**Collection entries:**
┄┄┄┄┄┄┄┄┄┄

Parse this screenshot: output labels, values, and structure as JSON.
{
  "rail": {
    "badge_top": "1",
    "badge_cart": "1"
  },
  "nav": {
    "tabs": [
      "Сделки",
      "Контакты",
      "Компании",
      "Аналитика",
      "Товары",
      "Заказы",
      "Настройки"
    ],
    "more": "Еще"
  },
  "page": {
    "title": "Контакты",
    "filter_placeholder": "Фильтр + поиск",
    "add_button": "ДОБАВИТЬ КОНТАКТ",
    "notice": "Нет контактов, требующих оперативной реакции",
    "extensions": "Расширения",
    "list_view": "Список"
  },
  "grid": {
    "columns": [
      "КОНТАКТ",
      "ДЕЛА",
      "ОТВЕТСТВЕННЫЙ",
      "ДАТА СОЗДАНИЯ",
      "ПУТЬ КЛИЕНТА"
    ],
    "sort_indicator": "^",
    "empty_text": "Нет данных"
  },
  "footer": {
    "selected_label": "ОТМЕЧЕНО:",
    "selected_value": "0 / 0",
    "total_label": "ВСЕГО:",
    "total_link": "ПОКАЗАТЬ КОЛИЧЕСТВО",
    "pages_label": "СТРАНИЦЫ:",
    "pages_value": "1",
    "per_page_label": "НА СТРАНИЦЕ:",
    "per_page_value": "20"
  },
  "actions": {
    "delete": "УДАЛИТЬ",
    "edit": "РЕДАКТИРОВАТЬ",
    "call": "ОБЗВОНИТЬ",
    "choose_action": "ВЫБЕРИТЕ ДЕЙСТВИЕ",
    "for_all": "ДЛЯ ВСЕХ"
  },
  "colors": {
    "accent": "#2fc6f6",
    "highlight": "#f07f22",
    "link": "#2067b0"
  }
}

┄┄┄┄┄┄┄┄┄┄

**Problem to solve:** Extract all the material, leaving every line as it is.

**Exercise solution:**
Parse this screenshot: output labels, values, and structure as JSON.
{
  "rail": {
    "badge_top": "1",
    "badge_cart": "1"
  },
  "nav": {
    "tabs": [
      "Сделки",
      "Контакты",
      "Компании",
      "Аналитика",
      "Товары",
      "Заказы",
      "Настройки"
    ],
    "more": "Еще"
  },
  "page": {
    "title": "Контакты",
    "filter_placeholder": "Фильтр + поиск",
    "add_button": "ДОБАВИТЬ КОНТАКТ",
    "notice": "Нет контактов, требующих оперативной реакции",
    "extensions": "Расширения",
    "list_view": "Список"
  },
  "grid": {
    "columns": [
      "КОНТАКТ",
      "ДЕЛА",
      "ОТВЕТСТВЕННЫЙ",
      "ДАТА СОЗДАНИЯ",
      "ПУТЬ КЛИЕНТА"
    ],
    "sort_indicator": "^",
    "empty_text": "Нет данных"
  },
  "footer": {
    "selected_label": "ОТМЕЧЕНО:",
    "selected_value": "0 / 0",
    "total_label": "ВСЕГО:",
    "total_link": "ПОКАЗАТЬ КОЛИЧЕСТВО",
    "pages_label": "СТРАНИЦЫ:",
    "pages_value": "1",
    "per_page_label": "НА СТРАНИЦЕ:",
    "per_page_value": "20"
  },
  "actions": {
    "delete": "УДАЛИТЬ",
    "edit": "РЕДАКТИРОВАТЬ",
    "call": "ОБЗВОНИТЬ",
    "choose_action": "ВЫБЕРИТЕ ДЕЙСТВИЕ",
    "for_all": "ДЛЯ ВСЕХ"
  },
  "colors": {
    "accent": "#2fc6f6",
    "highlight": "#f07f22",
    "link": "#2067b0"
  }
}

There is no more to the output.